-- START MATERIALS PROVIDED --

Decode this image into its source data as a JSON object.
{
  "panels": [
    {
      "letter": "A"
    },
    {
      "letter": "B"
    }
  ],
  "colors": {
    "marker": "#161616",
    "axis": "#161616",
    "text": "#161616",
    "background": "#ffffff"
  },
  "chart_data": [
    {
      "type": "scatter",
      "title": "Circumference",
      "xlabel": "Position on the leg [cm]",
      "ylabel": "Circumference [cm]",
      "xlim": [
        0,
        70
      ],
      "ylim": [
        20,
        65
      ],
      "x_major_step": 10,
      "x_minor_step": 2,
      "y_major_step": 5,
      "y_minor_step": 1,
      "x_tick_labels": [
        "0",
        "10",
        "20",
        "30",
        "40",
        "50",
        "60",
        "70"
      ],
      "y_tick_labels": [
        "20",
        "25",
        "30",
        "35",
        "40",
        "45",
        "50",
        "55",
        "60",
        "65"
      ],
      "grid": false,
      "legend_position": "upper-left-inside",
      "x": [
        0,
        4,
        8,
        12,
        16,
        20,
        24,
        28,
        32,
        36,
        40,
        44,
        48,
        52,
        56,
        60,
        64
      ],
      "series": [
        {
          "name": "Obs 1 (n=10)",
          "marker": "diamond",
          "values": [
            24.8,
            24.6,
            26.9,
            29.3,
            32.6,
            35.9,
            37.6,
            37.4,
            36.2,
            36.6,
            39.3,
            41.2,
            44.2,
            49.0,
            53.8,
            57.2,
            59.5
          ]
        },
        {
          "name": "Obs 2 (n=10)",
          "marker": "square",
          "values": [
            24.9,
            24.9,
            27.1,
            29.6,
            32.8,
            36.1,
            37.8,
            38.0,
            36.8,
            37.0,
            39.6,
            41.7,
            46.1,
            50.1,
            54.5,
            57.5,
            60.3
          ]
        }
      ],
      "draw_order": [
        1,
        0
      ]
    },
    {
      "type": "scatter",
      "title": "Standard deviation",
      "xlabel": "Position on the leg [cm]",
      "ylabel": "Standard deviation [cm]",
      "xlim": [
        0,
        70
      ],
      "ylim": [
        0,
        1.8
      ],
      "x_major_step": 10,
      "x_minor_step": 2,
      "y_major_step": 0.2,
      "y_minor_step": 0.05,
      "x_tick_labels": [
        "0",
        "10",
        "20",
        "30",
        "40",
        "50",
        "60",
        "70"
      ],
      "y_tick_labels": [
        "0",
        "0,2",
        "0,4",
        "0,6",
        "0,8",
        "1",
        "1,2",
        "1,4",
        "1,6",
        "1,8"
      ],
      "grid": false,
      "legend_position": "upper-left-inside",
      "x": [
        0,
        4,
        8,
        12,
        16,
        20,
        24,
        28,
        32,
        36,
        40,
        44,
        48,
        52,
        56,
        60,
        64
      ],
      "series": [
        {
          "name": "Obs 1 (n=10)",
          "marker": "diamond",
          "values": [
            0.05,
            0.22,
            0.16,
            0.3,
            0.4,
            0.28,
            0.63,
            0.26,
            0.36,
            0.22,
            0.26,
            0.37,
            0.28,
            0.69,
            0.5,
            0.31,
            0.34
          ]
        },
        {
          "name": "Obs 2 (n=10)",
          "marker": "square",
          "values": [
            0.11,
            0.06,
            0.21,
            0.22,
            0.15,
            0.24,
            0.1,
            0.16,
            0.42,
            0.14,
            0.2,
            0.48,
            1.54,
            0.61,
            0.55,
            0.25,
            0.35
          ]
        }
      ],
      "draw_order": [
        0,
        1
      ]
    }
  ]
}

-- END MATERIALS PROVIDED --

PROBLEM REQUIREMENTS: Each line of the material above must be retyped precisely.

RESPONSE:
Decode this image into its source data as a JSON object.
{
  "panels": [
    {
      "letter": "A"
    },
    {
      "letter": "B"
    }
  ],
  "colors": {
    "marker": "#161616",
    "axis": "#161616",
    "text": "#161616",
    "background": "#ffffff"
  },
  "chart_data": [
    {
      "type": "scatter",
      "title": "Circumference",
      "xlabel": "Position on the leg [cm]",
      "ylabel": "Circumference [cm]",
      "xlim": [
        0,
        70
      ],
      "ylim": [
        20,
        65
      ],
      "x_major_step": 10,
      "x_minor_step": 2,
      "y_major_step": 5,
      "y_minor_step": 1,
      "x_tick_labels": [
        "0",
        "10",
        "20",
        "30",
        "40",
        "50",
        "60",
        "70"
      ],
      "y_tick_labels": [
        "20",
        "25",
        "30",
        "35",
        "40",
        "45",
        "50",
        "55",
        "60",
        "65"
      ],
      "grid": false,
      "legend_position": "upper-left-inside",
      "x": [
        0,
        4,
        8,
        12,
        16,
        20,
        24,
        28,
        32,
        36,
        40,
        44,
        48,
        52,
        56,
        60,
        64
      ],
      "series": [
        {
          "name": "Obs 1 (n=10)",
          "marker": "diamond",
          "values": [
            24.8,
            24.6,
            26.9,
            29.3,
            32.6,
            35.9,
            37.6,
            37.4,
            36.2,
            36.6,
            39.3,
            41.2,
            44.2,
            49.0,
            53.8,
            57.2,
            59.5
          ]
        },
        {
          "name": "Obs 2 (n=10)",
          "marker": "square",
          "values": [
            24.9,
            24.9,
            27.1,
            29.6,
            32.8,
            36.1,
            37.8,
            38.0,
            36.8,
            37.0,
            39.6,
            41.7,
            46.1,
            50.1,
            54.5,
            57.5,
            60.3
          ]
        }
      ],
      "draw_order": [
        1,
        0
      ]
    },
    {
      "type": "scatter",
      "title": "Standard deviation",
      "xlabel": "Position on the leg [cm]",
      "ylabel": "Standard deviation [cm]",
      "xlim": [
        0,
        70
      ],
      "ylim": [
        0,
        1.8
      ],
      "x_major_step": 10,
      "x_minor_step": 2,
      "y_major_step": 0.2,
      "y_minor_step": 0.05,
      "x_tick_labels": [
        "0",
        "10",
        "20",
        "30",
        "40",
        "50",
        "60",
        "70"
      ],
      "y_tick_labels": [
        "0",
        "0,2",
        "0,4",
        "0,6",
        "0,8",
        "1",
        "1,2",
        "1,4",
        "1,6",
        "1,8"
      ],
      "grid": false,
      "legend_position": "upper-left-inside",
      "x": [
        0,
        4,
        8,
        12,
        16,
        20,
        24,
        28,
        32,
        36,
        40,
        44,
        48,
        52,
        56,
        60,
        64
      ],
      "series": [
        {
          "name": "Obs 1 (n=10)",
          "marker": "diamond",
          "values": [
            0.05,
            0.22,
            0.16,
            0.3,
            0.4,
            0.28,
            0.63,
            0.26,
            0.36,
            0.22,
            0.26,
            0.37,
            0.28,
            0.69,
            0.5,
            0.31,
            0.34
          ]
        },
        {
          "name": "Obs 2 (n=10)",
          "marker": "square",
          "values": [
            0.11,
            0.06,
            0.21,
            0.22,
            0.15,
            0.24,
            0.1,
            0.16,
            0.42,
            0.14,
            0.2,
            0.48,
            1.54,
            0.61,
            0.55,
            0.25,
            0.35
          ]
        }
      ],
      "draw_order": [
        0,
        1
      ]
    }
  ]
}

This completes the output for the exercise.